# What you should do
Repeat every line of the data exactly, but not the pictures.

Data extracted from a collection
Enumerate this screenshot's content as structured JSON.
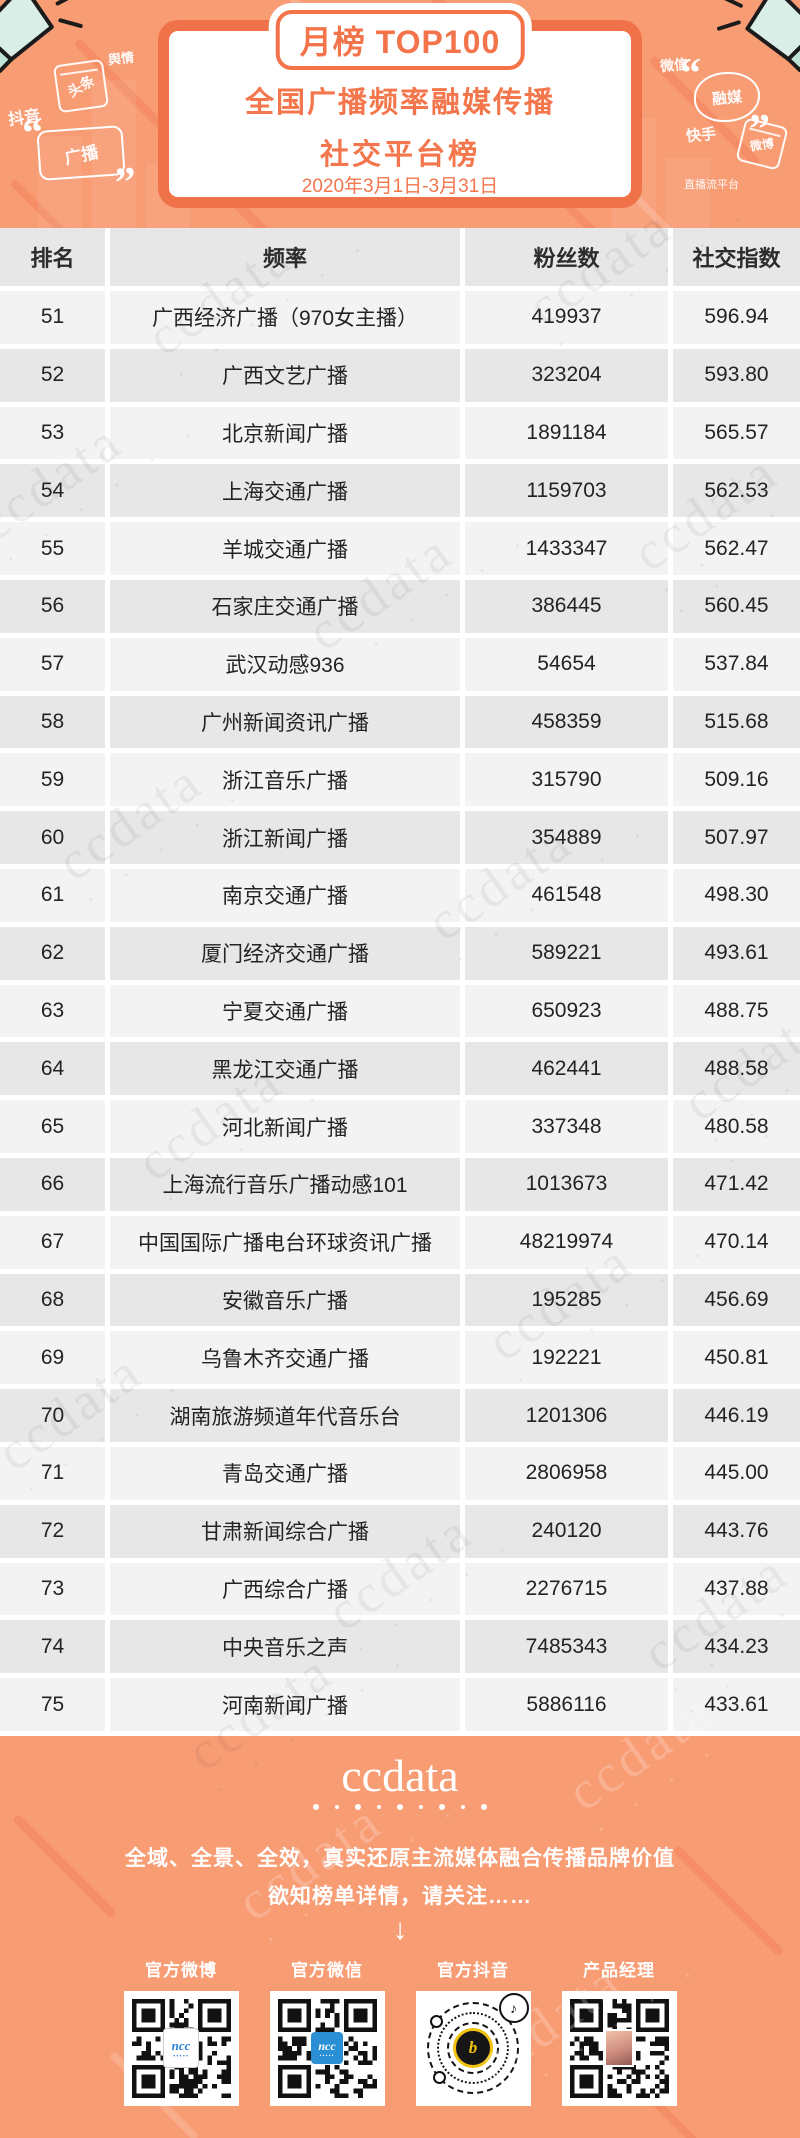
{
  "header": {
    "badge": "月榜 TOP100",
    "title_line1": "全国广播频率融媒传播",
    "title_line2": "社交平台榜",
    "date_range": "2020年3月1日-3月31日",
    "doodles": {
      "yuqing": "舆情",
      "toutiao": "头条",
      "douyin": "抖音",
      "guangbo": "广播",
      "weixin": "微信",
      "rongmei": "融媒",
      "kuaishou": "快手",
      "weibo": "微博",
      "zhibo": "直播流平台"
    }
  },
  "chart_data": {
    "type": "table",
    "title": "全国广播频率融媒传播社交平台榜 月榜 TOP100",
    "period": "2020年3月1日-3月31日",
    "columns": [
      "排名",
      "频率",
      "粉丝数",
      "社交指数"
    ],
    "rows": [
      {
        "rank": "51",
        "station": "广西经济广播（970女主播）",
        "fans": "419937",
        "index": "596.94"
      },
      {
        "rank": "52",
        "station": "广西文艺广播",
        "fans": "323204",
        "index": "593.80"
      },
      {
        "rank": "53",
        "station": "北京新闻广播",
        "fans": "1891184",
        "index": "565.57"
      },
      {
        "rank": "54",
        "station": "上海交通广播",
        "fans": "1159703",
        "index": "562.53"
      },
      {
        "rank": "55",
        "station": "羊城交通广播",
        "fans": "1433347",
        "index": "562.47"
      },
      {
        "rank": "56",
        "station": "石家庄交通广播",
        "fans": "386445",
        "index": "560.45"
      },
      {
        "rank": "57",
        "station": "武汉动感936",
        "fans": "54654",
        "index": "537.84"
      },
      {
        "rank": "58",
        "station": "广州新闻资讯广播",
        "fans": "458359",
        "index": "515.68"
      },
      {
        "rank": "59",
        "station": "浙江音乐广播",
        "fans": "315790",
        "index": "509.16"
      },
      {
        "rank": "60",
        "station": "浙江新闻广播",
        "fans": "354889",
        "index": "507.97"
      },
      {
        "rank": "61",
        "station": "南京交通广播",
        "fans": "461548",
        "index": "498.30"
      },
      {
        "rank": "62",
        "station": "厦门经济交通广播",
        "fans": "589221",
        "index": "493.61"
      },
      {
        "rank": "63",
        "station": "宁夏交通广播",
        "fans": "650923",
        "index": "488.75"
      },
      {
        "rank": "64",
        "station": "黑龙江交通广播",
        "fans": "462441",
        "index": "488.58"
      },
      {
        "rank": "65",
        "station": "河北新闻广播",
        "fans": "337348",
        "index": "480.58"
      },
      {
        "rank": "66",
        "station": "上海流行音乐广播动感101",
        "fans": "1013673",
        "index": "471.42"
      },
      {
        "rank": "67",
        "station": "中国国际广播电台环球资讯广播",
        "fans": "48219974",
        "index": "470.14"
      },
      {
        "rank": "68",
        "station": "安徽音乐广播",
        "fans": "195285",
        "index": "456.69"
      },
      {
        "rank": "69",
        "station": "乌鲁木齐交通广播",
        "fans": "192221",
        "index": "450.81"
      },
      {
        "rank": "70",
        "station": "湖南旅游频道年代音乐台",
        "fans": "1201306",
        "index": "446.19"
      },
      {
        "rank": "71",
        "station": "青岛交通广播",
        "fans": "2806958",
        "index": "445.00"
      },
      {
        "rank": "72",
        "station": "甘肃新闻综合广播",
        "fans": "240120",
        "index": "443.76"
      },
      {
        "rank": "73",
        "station": "广西综合广播",
        "fans": "2276715",
        "index": "437.88"
      },
      {
        "rank": "74",
        "station": "中央音乐之声",
        "fans": "7485343",
        "index": "434.23"
      },
      {
        "rank": "75",
        "station": "河南新闻广播",
        "fans": "5886116",
        "index": "433.61"
      }
    ]
  },
  "watermark": {
    "text": "ccdata"
  },
  "footer": {
    "logo": "ccdata",
    "tagline1": "全域、全景、全效，真实还原主流媒体融合传播品牌价值",
    "tagline2": "欲知榜单详情，请关注……",
    "arrow": "↓",
    "qr_items": [
      {
        "label": "官方微博",
        "style": "ncc-light",
        "center_text": "ncc"
      },
      {
        "label": "官方微信",
        "style": "ncc-solid",
        "center_text": "ncc"
      },
      {
        "label": "官方抖音",
        "style": "douyin",
        "center_text": "b",
        "badge_icon": "♪"
      },
      {
        "label": "产品经理",
        "style": "photo",
        "center_text": ""
      }
    ]
  },
  "colors": {
    "background_orange": "#f89c74",
    "accent_orange": "#f3744b",
    "card_border": "#ef7249",
    "table_stripe_dark": "#e7e7e7",
    "table_stripe_light": "#f3f3f3",
    "text_dark": "#232323",
    "white": "#ffffff"
  }
}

# Solved problem
Enumerate this screenshot's content as structured JSON.
{
  "header": {
    "badge": "月榜 TOP100",
    "title_line1": "全国广播频率融媒传播",
    "title_line2": "社交平台榜",
    "date_range": "2020年3月1日-3月31日",
    "doodles": {
      "yuqing": "舆情",
      "toutiao": "头条",
      "douyin": "抖音",
      "guangbo": "广播",
      "weixin": "微信",
      "rongmei": "融媒",
      "kuaishou": "快手",
      "weibo": "微博",
      "zhibo": "直播流平台"
    }
  },
  "chart_data": {
    "type": "table",
    "title": "全国广播频率融媒传播社交平台榜 月榜 TOP100",
    "period": "2020年3月1日-3月31日",
    "columns": [
      "排名",
      "频率",
      "粉丝数",
      "社交指数"
    ],
    "rows": [
      {
        "rank": "51",
        "station": "广西经济广播（970女主播）",
        "fans": "419937",
        "index": "596.94"
      },
      {
        "rank": "52",
        "station": "广西文艺广播",
        "fans": "323204",
        "index": "593.80"
      },
      {
        "rank": "53",
        "station": "北京新闻广播",
        "fans": "1891184",
        "index": "565.57"
      },
      {
        "rank": "54",
        "station": "上海交通广播",
        "fans": "1159703",
        "index": "562.53"
      },
      {
        "rank": "55",
        "station": "羊城交通广播",
        "fans": "1433347",
        "index": "562.47"
      },
      {
        "rank": "56",
        "station": "石家庄交通广播",
        "fans": "386445",
        "index": "560.45"
      },
      {
        "rank": "57",
        "station": "武汉动感936",
        "fans": "54654",
        "index": "537.84"
      },
      {
        "rank": "58",
        "station": "广州新闻资讯广播",
        "fans": "458359",
        "index": "515.68"
      },
      {
        "rank": "59",
        "station": "浙江音乐广播",
        "fans": "315790",
        "index": "509.16"
      },
      {
        "rank": "60",
        "station": "浙江新闻广播",
        "fans": "354889",
        "index": "507.97"
      },
      {
        "rank": "61",
        "station": "南京交通广播",
        "fans": "461548",
        "index": "498.30"
      },
      {
        "rank": "62",
        "station": "厦门经济交通广播",
        "fans": "589221",
        "index": "493.61"
      },
      {
        "rank": "63",
        "station": "宁夏交通广播",
        "fans": "650923",
        "index": "488.75"
      },
      {
        "rank": "64",
        "station": "黑龙江交通广播",
        "fans": "462441",
        "index": "488.58"
      },
      {
        "rank": "65",
        "station": "河北新闻广播",
        "fans": "337348",
        "index": "480.58"
      },
      {
        "rank": "66",
        "station": "上海流行音乐广播动感101",
        "fans": "1013673",
        "index": "471.42"
      },
      {
        "rank": "67",
        "station": "中国国际广播电台环球资讯广播",
        "fans": "48219974",
        "index": "470.14"
      },
      {
        "rank": "68",
        "station": "安徽音乐广播",
        "fans": "195285",
        "index": "456.69"
      },
      {
        "rank": "69",
        "station": "乌鲁木齐交通广播",
        "fans": "192221",
        "index": "450.81"
      },
      {
        "rank": "70",
        "station": "湖南旅游频道年代音乐台",
        "fans": "1201306",
        "index": "446.19"
      },
      {
        "rank": "71",
        "station": "青岛交通广播",
        "fans": "2806958",
        "index": "445.00"
      },
      {
        "rank": "72",
        "station": "甘肃新闻综合广播",
        "fans": "240120",
        "index": "443.76"
      },
      {
        "rank": "73",
        "station": "广西综合广播",
        "fans": "2276715",
        "index": "437.88"
      },
      {
        "rank": "74",
        "station": "中央音乐之声",
        "fans": "7485343",
        "index": "434.23"
      },
      {
        "rank": "75",
        "station": "河南新闻广播",
        "fans": "5886116",
        "index": "433.61"
      }
    ]
  },
  "watermark": {
    "text": "ccdata"
  },
  "footer": {
    "logo": "ccdata",
    "tagline1": "全域、全景、全效，真实还原主流媒体融合传播品牌价值",
    "tagline2": "欲知榜单详情，请关注……",
    "arrow": "↓",
    "qr_items": [
      {
        "label": "官方微博",
        "style": "ncc-light",
        "center_text": "ncc"
      },
      {
        "label": "官方微信",
        "style": "ncc-solid",
        "center_text": "ncc"
      },
      {
        "label": "官方抖音",
        "style": "douyin",
        "center_text": "b",
        "badge_icon": "♪"
      },
      {
        "label": "产品经理",
        "style": "photo",
        "center_text": ""
      }
    ]
  },
  "colors": {
    "background_orange": "#f89c74",
    "accent_orange": "#f3744b",
    "card_border": "#ef7249",
    "table_stripe_dark": "#e7e7e7",
    "table_stripe_light": "#f3f3f3",
    "text_dark": "#232323",
    "white": "#ffffff"
  }
}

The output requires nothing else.